> _TASK REQUIREMENTS_: Collect all lines below with the string "JSON".

+---+

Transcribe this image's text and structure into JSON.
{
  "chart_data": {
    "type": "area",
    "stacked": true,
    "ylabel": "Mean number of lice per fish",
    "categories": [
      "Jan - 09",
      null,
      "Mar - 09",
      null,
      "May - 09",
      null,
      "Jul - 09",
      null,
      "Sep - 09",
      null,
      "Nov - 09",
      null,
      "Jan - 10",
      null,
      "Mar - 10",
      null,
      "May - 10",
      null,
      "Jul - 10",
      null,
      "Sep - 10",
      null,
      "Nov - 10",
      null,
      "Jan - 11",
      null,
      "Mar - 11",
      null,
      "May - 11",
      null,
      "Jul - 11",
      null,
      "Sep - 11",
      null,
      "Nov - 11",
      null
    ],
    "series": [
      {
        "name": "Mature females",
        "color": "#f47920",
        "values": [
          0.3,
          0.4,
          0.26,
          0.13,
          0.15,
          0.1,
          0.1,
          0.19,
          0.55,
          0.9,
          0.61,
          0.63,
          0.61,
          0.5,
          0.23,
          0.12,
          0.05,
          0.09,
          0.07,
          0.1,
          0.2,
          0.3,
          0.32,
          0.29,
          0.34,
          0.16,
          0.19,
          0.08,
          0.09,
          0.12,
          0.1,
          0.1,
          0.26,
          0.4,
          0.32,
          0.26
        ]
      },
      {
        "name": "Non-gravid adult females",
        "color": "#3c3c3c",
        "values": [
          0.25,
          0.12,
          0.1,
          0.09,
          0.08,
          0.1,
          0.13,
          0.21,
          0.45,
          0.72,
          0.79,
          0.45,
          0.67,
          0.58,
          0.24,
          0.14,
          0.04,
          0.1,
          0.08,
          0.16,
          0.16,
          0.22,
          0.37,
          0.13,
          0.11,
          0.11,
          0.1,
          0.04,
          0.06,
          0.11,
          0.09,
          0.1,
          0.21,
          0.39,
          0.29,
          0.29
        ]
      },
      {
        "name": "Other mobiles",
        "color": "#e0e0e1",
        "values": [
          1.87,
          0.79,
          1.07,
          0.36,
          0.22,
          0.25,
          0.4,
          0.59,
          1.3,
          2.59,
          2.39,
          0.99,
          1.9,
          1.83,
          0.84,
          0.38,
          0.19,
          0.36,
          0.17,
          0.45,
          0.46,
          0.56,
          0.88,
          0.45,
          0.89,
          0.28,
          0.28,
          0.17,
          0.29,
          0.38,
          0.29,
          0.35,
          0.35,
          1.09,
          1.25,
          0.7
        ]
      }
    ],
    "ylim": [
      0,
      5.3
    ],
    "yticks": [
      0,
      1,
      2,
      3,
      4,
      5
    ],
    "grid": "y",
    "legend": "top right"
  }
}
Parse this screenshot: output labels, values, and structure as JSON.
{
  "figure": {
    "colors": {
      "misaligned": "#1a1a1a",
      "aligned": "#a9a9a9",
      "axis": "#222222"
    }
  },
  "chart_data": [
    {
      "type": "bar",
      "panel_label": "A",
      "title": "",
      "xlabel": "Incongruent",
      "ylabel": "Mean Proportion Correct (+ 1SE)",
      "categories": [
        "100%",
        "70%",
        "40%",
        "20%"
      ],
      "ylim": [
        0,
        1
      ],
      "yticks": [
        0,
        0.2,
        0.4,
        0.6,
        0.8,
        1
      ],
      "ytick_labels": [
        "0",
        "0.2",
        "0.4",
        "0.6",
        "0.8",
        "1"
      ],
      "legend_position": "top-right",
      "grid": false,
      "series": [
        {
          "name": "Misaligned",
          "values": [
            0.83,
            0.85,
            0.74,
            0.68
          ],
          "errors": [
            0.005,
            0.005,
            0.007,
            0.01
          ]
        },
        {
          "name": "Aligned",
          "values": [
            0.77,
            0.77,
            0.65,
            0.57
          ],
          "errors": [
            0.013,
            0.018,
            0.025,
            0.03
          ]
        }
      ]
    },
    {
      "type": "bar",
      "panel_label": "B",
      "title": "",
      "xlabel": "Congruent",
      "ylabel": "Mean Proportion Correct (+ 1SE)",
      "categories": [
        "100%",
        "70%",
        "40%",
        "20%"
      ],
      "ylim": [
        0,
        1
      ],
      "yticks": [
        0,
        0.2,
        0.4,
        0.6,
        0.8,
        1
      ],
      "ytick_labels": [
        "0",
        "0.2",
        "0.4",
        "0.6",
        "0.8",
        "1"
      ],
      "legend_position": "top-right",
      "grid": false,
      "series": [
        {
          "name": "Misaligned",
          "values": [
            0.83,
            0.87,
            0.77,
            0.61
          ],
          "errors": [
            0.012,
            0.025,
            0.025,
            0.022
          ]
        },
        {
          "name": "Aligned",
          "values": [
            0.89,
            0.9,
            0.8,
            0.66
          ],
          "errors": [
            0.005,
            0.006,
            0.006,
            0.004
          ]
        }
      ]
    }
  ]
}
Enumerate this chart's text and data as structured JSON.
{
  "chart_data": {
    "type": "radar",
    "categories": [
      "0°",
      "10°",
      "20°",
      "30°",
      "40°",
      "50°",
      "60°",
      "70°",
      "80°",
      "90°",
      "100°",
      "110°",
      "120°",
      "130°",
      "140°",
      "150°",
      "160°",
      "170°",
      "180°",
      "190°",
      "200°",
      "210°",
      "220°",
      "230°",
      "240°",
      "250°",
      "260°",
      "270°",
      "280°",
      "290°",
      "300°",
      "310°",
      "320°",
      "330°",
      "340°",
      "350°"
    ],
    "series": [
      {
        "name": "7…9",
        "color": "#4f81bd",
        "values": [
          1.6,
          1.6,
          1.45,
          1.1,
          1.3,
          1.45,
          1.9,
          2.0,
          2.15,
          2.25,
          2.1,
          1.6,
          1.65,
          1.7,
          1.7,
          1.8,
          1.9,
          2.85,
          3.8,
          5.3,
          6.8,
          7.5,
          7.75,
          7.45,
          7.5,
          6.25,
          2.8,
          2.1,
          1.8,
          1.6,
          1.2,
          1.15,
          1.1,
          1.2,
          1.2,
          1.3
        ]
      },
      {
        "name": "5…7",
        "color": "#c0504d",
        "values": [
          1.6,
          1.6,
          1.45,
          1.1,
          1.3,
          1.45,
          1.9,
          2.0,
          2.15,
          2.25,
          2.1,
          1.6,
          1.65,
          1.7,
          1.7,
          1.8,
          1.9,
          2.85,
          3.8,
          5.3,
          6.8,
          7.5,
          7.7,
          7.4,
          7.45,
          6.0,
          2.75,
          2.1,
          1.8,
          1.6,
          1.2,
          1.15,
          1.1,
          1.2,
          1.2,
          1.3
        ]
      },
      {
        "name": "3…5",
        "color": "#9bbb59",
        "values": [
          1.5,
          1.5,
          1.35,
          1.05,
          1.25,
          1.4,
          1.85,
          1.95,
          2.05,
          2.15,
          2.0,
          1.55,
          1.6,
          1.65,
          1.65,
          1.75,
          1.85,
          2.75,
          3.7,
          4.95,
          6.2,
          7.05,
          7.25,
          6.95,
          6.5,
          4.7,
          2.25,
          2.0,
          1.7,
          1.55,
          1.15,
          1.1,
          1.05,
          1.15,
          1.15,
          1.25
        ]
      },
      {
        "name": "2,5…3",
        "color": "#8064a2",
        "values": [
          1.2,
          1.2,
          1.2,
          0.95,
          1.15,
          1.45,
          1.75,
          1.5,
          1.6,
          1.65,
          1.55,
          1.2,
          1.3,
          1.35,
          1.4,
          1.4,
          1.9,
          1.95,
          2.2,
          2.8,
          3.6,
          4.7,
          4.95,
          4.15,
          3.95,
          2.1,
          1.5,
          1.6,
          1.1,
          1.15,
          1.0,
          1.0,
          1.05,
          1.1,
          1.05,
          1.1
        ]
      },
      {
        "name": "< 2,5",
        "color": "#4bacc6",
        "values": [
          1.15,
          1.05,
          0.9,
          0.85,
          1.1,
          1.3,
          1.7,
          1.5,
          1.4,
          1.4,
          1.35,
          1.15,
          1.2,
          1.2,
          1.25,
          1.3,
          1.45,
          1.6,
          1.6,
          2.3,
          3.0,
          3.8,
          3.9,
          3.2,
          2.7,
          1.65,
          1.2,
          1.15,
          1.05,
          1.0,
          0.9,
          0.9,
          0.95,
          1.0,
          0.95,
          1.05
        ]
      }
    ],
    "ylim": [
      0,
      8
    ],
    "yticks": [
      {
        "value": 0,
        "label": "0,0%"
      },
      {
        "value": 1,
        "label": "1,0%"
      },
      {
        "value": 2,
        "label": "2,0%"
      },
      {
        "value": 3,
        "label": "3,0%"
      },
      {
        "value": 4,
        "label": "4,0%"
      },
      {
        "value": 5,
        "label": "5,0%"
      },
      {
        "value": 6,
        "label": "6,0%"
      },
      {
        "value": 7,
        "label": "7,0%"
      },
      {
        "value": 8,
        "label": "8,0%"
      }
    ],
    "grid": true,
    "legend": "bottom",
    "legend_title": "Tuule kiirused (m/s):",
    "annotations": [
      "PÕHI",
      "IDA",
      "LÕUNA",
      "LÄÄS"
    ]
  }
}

+---+

> _FINISHED TASK_:
Transcribe this image's text and structure into JSON.
Parse this screenshot: output labels, values, and structure as JSON.
Enumerate this chart's text and data as structured JSON.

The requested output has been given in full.